### Listed records

####

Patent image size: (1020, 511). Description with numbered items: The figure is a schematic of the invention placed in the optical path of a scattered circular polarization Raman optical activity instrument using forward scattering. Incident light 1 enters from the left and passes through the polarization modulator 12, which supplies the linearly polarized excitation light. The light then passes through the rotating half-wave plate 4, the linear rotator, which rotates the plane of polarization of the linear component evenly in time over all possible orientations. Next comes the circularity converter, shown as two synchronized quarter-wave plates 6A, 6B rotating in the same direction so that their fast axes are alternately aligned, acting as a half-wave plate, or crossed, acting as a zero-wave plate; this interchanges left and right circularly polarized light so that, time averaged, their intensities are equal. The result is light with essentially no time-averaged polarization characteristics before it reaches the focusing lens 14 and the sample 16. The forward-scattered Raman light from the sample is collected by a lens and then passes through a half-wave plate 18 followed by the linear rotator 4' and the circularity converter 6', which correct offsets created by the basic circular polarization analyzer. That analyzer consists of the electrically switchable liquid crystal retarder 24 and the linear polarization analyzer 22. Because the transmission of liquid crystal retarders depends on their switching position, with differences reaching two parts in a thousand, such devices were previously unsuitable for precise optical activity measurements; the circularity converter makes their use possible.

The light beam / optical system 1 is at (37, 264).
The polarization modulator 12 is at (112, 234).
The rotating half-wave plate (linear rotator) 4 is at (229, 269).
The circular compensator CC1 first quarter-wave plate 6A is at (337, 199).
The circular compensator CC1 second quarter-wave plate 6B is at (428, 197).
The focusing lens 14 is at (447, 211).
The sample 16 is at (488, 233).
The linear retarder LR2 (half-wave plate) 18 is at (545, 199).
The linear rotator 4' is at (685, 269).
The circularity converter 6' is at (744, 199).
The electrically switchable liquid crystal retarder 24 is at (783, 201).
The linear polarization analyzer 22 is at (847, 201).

####

### Set task
Swap "schematic" for "diagram" in the items from the first line through the line with "The circular compensator CC1 first", and give only those lines again with nothing else changed.

### Solution to the problem
Patent image size: (1020, 511). Description with numbered items: The figure is a diagram of the invention placed in the optical path of a scattered circular polarization Raman optical activity instrument using forward scattering. Incident light 1 enters from the left and passes through the polarization modulator 12, which supplies the linearly polarized excitation light. The light then passes through the rotating half-wave plate 4, the linear rotator, which rotates the plane of polarization of the linear component evenly in time over all possible orientations. Next comes the circularity converter, shown as two synchronized quarter-wave plates 6A, 6B rotating in the same direction so that their fast axes are alternately aligned, acting as a half-wave plate, or crossed, acting as a zero-wave plate; this interchanges left and right circularly polarized light so that, time averaged, their intensities are equal. The result is light with essentially no time-averaged polarization characteristics before it reaches the focusing lens 14 and the sample 16. The forward-scattered Raman light from the sample is collected by a lens and then passes through a half-wave plate 18 followed by the linear rotator 4' and the circularity converter 6', which correct offsets created by the basic circular polarization analyzer. That analyzer consists of the electrically switchable liquid crystal retarder 24 and the linear polarization analyzer 22. Because the transmission of liquid crystal retarders depends on their switching position, with differences reaching two parts in a thousand, such devices were previously unsuitable for precise optical activity measurements; the circularity converter makes their use possible.

The light beam / optical system 1 is at (37, 264).
The polarization modulator 12 is at (112, 234).
The rotating half-wave plate (linear rotator) 4 is at (229, 269).
The circular compensator CC1 first quarter-wave plate 6A is at (337, 199).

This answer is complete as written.